Restate the whole of the material. Keep every word, and drop the pictures.

▸ **ENTRIES PROVIDED**:
## start
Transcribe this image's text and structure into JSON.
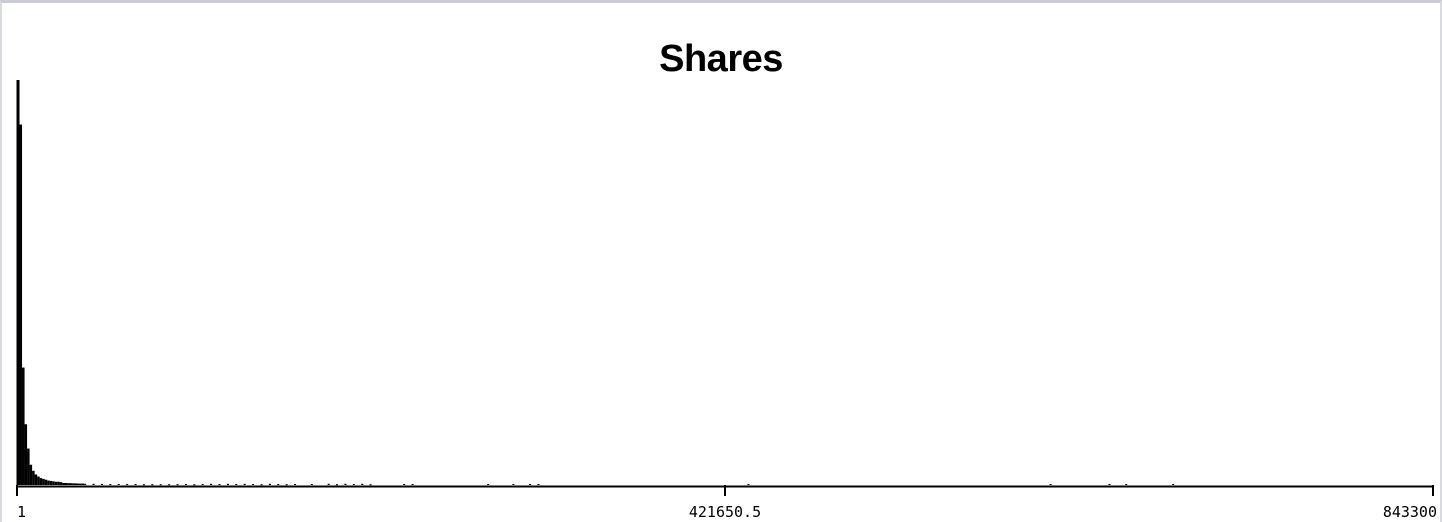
{
  "chart_data": {
    "type": "bar",
    "title": "Shares",
    "xlabel": "",
    "ylabel": "",
    "xlim": [
      1,
      843300
    ],
    "x_ticks": [
      "1",
      "421650.5",
      "843300"
    ],
    "grid": false,
    "legend": "none",
    "bar_color": "#000000",
    "bins": [
      {
        "x": 1,
        "y": 100
      },
      {
        "x": 1500,
        "y": 89
      },
      {
        "x": 3000,
        "y": 29
      },
      {
        "x": 4500,
        "y": 15
      },
      {
        "x": 6000,
        "y": 9
      },
      {
        "x": 7500,
        "y": 5
      },
      {
        "x": 9000,
        "y": 3.5
      },
      {
        "x": 10500,
        "y": 2.6
      },
      {
        "x": 12000,
        "y": 2.1
      },
      {
        "x": 13500,
        "y": 1.7
      },
      {
        "x": 15000,
        "y": 1.5
      },
      {
        "x": 16500,
        "y": 1.3
      },
      {
        "x": 18000,
        "y": 1.1
      },
      {
        "x": 19500,
        "y": 1.0
      },
      {
        "x": 21000,
        "y": 0.9
      },
      {
        "x": 22500,
        "y": 0.8
      },
      {
        "x": 24000,
        "y": 0.8
      },
      {
        "x": 25500,
        "y": 0.7
      },
      {
        "x": 27000,
        "y": 0.5
      },
      {
        "x": 30000,
        "y": 0.45
      },
      {
        "x": 33000,
        "y": 0.4
      },
      {
        "x": 36000,
        "y": 0.35
      },
      {
        "x": 40000,
        "y": 0.3
      },
      {
        "x": 45000,
        "y": 0.3
      },
      {
        "x": 50000,
        "y": 0.28
      },
      {
        "x": 55000,
        "y": 0.25
      },
      {
        "x": 60000,
        "y": 0.25
      },
      {
        "x": 65000,
        "y": 0.22
      },
      {
        "x": 70000,
        "y": 0.22
      },
      {
        "x": 75000,
        "y": 0.2
      },
      {
        "x": 80000,
        "y": 0.2
      },
      {
        "x": 85000,
        "y": 0.2
      },
      {
        "x": 90000,
        "y": 0.2
      },
      {
        "x": 95000,
        "y": 0.2
      },
      {
        "x": 100000,
        "y": 0.25
      },
      {
        "x": 105000,
        "y": 0.2
      },
      {
        "x": 110000,
        "y": 0.25
      },
      {
        "x": 115000,
        "y": 0.3
      },
      {
        "x": 120000,
        "y": 0.25
      },
      {
        "x": 125000,
        "y": 0.3
      },
      {
        "x": 130000,
        "y": 0.25
      },
      {
        "x": 135000,
        "y": 0.3
      },
      {
        "x": 140000,
        "y": 0.25
      },
      {
        "x": 145000,
        "y": 0.2
      },
      {
        "x": 150000,
        "y": 0.3
      },
      {
        "x": 155000,
        "y": 0.25
      },
      {
        "x": 160000,
        "y": 0.2
      },
      {
        "x": 165000,
        "y": 0.25
      },
      {
        "x": 175000,
        "y": 0.25
      },
      {
        "x": 185000,
        "y": 0.3
      },
      {
        "x": 190000,
        "y": 0.2
      },
      {
        "x": 195000,
        "y": 0.3
      },
      {
        "x": 200000,
        "y": 0.25
      },
      {
        "x": 205000,
        "y": 0.3
      },
      {
        "x": 210000,
        "y": 0.2
      },
      {
        "x": 230000,
        "y": 0.25
      },
      {
        "x": 235000,
        "y": 0.25
      },
      {
        "x": 280000,
        "y": 0.25
      },
      {
        "x": 295000,
        "y": 0.25
      },
      {
        "x": 305000,
        "y": 0.25
      },
      {
        "x": 310000,
        "y": 0.25
      },
      {
        "x": 435000,
        "y": 0.25
      },
      {
        "x": 615000,
        "y": 0.25
      },
      {
        "x": 650000,
        "y": 0.25
      },
      {
        "x": 660000,
        "y": 0.25
      },
      {
        "x": 688000,
        "y": 0.25
      }
    ]
  }
}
## end
▸ **WORKED SOLUTION**:
Transcribe this image's text and structure into JSON.
{
  "chart_data": {
    "type": "bar",
    "title": "Shares",
    "xlabel": "",
    "ylabel": "",
    "xlim": [
      1,
      843300
    ],
    "x_ticks": [
      "1",
      "421650.5",
      "843300"
    ],
    "grid": false,
    "legend": "none",
    "bar_color": "#000000",
    "bins": [
      {
        "x": 1,
        "y": 100
      },
      {
        "x": 1500,
        "y": 89
      },
      {
        "x": 3000,
        "y": 29
      },
      {
        "x": 4500,
        "y": 15
      },
      {
        "x": 6000,
        "y": 9
      },
      {
        "x": 7500,
        "y": 5
      },
      {
        "x": 9000,
        "y": 3.5
      },
      {
        "x": 10500,
        "y": 2.6
      },
      {
        "x": 12000,
        "y": 2.1
      },
      {
        "x": 13500,
        "y": 1.7
      },
      {
        "x": 15000,
        "y": 1.5
      },
      {
        "x": 16500,
        "y": 1.3
      },
      {
        "x": 18000,
        "y": 1.1
      },
      {
        "x": 19500,
        "y": 1.0
      },
      {
        "x": 21000,
        "y": 0.9
      },
      {
        "x": 22500,
        "y": 0.8
      },
      {
        "x": 24000,
        "y": 0.8
      },
      {
        "x": 25500,
        "y": 0.7
      },
      {
        "x": 27000,
        "y": 0.5
      },
      {
        "x": 30000,
        "y": 0.45
      },
      {
        "x": 33000,
        "y": 0.4
      },
      {
        "x": 36000,
        "y": 0.35
      },
      {
        "x": 40000,
        "y": 0.3
      },
      {
        "x": 45000,
        "y": 0.3
      },
      {
        "x": 50000,
        "y": 0.28
      },
      {
        "x": 55000,
        "y": 0.25
      },
      {
        "x": 60000,
        "y": 0.25
      },
      {
        "x": 65000,
        "y": 0.22
      },
      {
        "x": 70000,
        "y": 0.22
      },
      {
        "x": 75000,
        "y": 0.2
      },
      {
        "x": 80000,
        "y": 0.2
      },
      {
        "x": 85000,
        "y": 0.2
      },
      {
        "x": 90000,
        "y": 0.2
      },
      {
        "x": 95000,
        "y": 0.2
      },
      {
        "x": 100000,
        "y": 0.25
      },
      {
        "x": 105000,
        "y": 0.2
      },
      {
        "x": 110000,
        "y": 0.25
      },
      {
        "x": 115000,
        "y": 0.3
      },
      {
        "x": 120000,
        "y": 0.25
      },
      {
        "x": 125000,
        "y": 0.3
      },
      {
        "x": 130000,
        "y": 0.25
      },
      {
        "x": 135000,
        "y": 0.3
      },
      {
        "x": 140000,
        "y": 0.25
      },
      {
        "x": 145000,
        "y": 0.2
      },
      {
        "x": 150000,
        "y": 0.3
      },
      {
        "x": 155000,
        "y": 0.25
      },
      {
        "x": 160000,
        "y": 0.2
      },
      {
        "x": 165000,
        "y": 0.25
      },
      {
        "x": 175000,
        "y": 0.25
      },
      {
        "x": 185000,
        "y": 0.3
      },
      {
        "x": 190000,
        "y": 0.2
      },
      {
        "x": 195000,
        "y": 0.3
      },
      {
        "x": 200000,
        "y": 0.25
      },
      {
        "x": 205000,
        "y": 0.3
      },
      {
        "x": 210000,
        "y": 0.2
      },
      {
        "x": 230000,
        "y": 0.25
      },
      {
        "x": 235000,
        "y": 0.25
      },
      {
        "x": 280000,
        "y": 0.25
      },
      {
        "x": 295000,
        "y": 0.25
      },
      {
        "x": 305000,
        "y": 0.25
      },
      {
        "x": 310000,
        "y": 0.25
      },
      {
        "x": 435000,
        "y": 0.25
      },
      {
        "x": 615000,
        "y": 0.25
      },
      {
        "x": 650000,
        "y": 0.25
      },
      {
        "x": 660000,
        "y": 0.25
      },
      {
        "x": 688000,
        "y": 0.25
      }
    ]
  }
}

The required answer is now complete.